(Collected data)
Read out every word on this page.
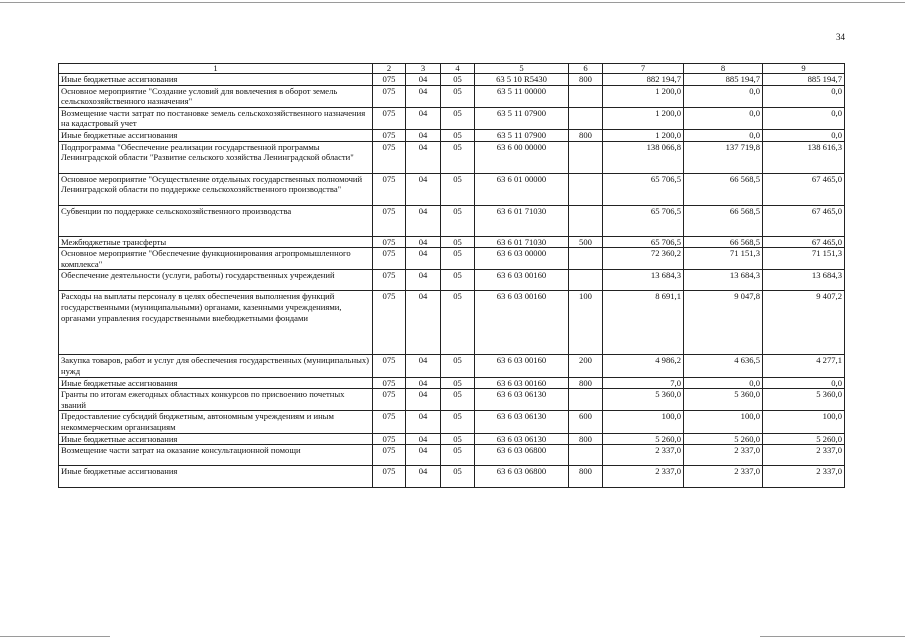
34
1	2	3	4	5	6	7	8	9
Иные бюджетные ассигнования	075	04	05	63 5 10 R5430	800	882 194,7	885 194,7	885 194,7
Основное мероприятие "Создание условий для вовлечения в оборот земель сельскохозяйственного назначения"	075	04	05	63 5 11 00000		1 200,0	0,0	0,0
Возмещение части затрат по постановке земель сельскохозяйственного назначения на кадастровый учет	075	04	05	63 5 11 07900		1 200,0	0,0	0,0
Иные бюджетные ассигнования	075	04	05	63 5 11 07900	800	1 200,0	0,0	0,0
Подпрограмма "Обеспечение реализации государственной программы Ленинградской области "Развитие сельского хозяйства Ленинградской области"	075	04	05	63 6 00 00000		138 066,8	137 719,8	138 616,3
Основное мероприятие "Осуществление отдельных государственных полномочий Ленинградской области по поддержке сельскохозяйственного производства"	075	04	05	63 6 01 00000		65 706,5	66 568,5	67 465,0
Субвенции по поддержке сельскохозяйственного производства	075	04	05	63 6 01 71030		65 706,5	66 568,5	67 465,0
Межбюджетные трансферты	075	04	05	63 6 01 71030	500	65 706,5	66 568,5	67 465,0
Основное мероприятие "Обеспечение функционирования агропромышленного комплекса"	075	04	05	63 6 03 00000		72 360,2	71 151,3	71 151,3
Обеспечение деятельности (услуги, работы) государственных учреждений	075	04	05	63 6 03 00160		13 684,3	13 684,3	13 684,3
Расходы на выплаты персоналу в целях обеспечения выполнения функций государственными (муниципальными) органами, казенными учреждениями, органами управления государственными внебюджетными фондами	075	04	05	63 6 03 00160	100	8 691,1	9 047,8	9 407,2
Закупка товаров, работ и услуг для обеспечения государственных (муниципальных) нужд	075	04	05	63 6 03 00160	200	4 986,2	4 636,5	4 277,1
Иные бюджетные ассигнования	075	04	05	63 6 03 00160	800	7,0	0,0	0,0
Гранты по итогам ежегодных областных конкурсов по присвоению почетных званий	075	04	05	63 6 03 06130		5 360,0	5 360,0	5 360,0
Предоставление субсидий бюджетным, автономным учреждениям и иным некоммерческим организациям	075	04	05	63 6 03 06130	600	100,0	100,0	100,0
Иные бюджетные ассигнования	075	04	05	63 6 03 06130	800	5 260,0	5 260,0	5 260,0
Возмещение части затрат на оказание консультационной помощи	075	04	05	63 6 03 06800		2 337,0	2 337,0	2 337,0
Иные бюджетные ассигнования	075	04	05	63 6 03 06800	800	2 337,0	2 337,0	2 337,0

- **WORK TO COMPLETE**:
Copy out each line of the records where the string "части" appears.

- **SOLUTION**:
Возмещение части затрат по постановке земель сельскохозяйственного назначения на кадастровый учет	075	04	05	63 5 11 07900		1 200,0	0,0	0,0
Возмещение части затрат на оказание консультационной помощи	075	04	05	63 6 03 06800		2 337,0	2 337,0	2 337,0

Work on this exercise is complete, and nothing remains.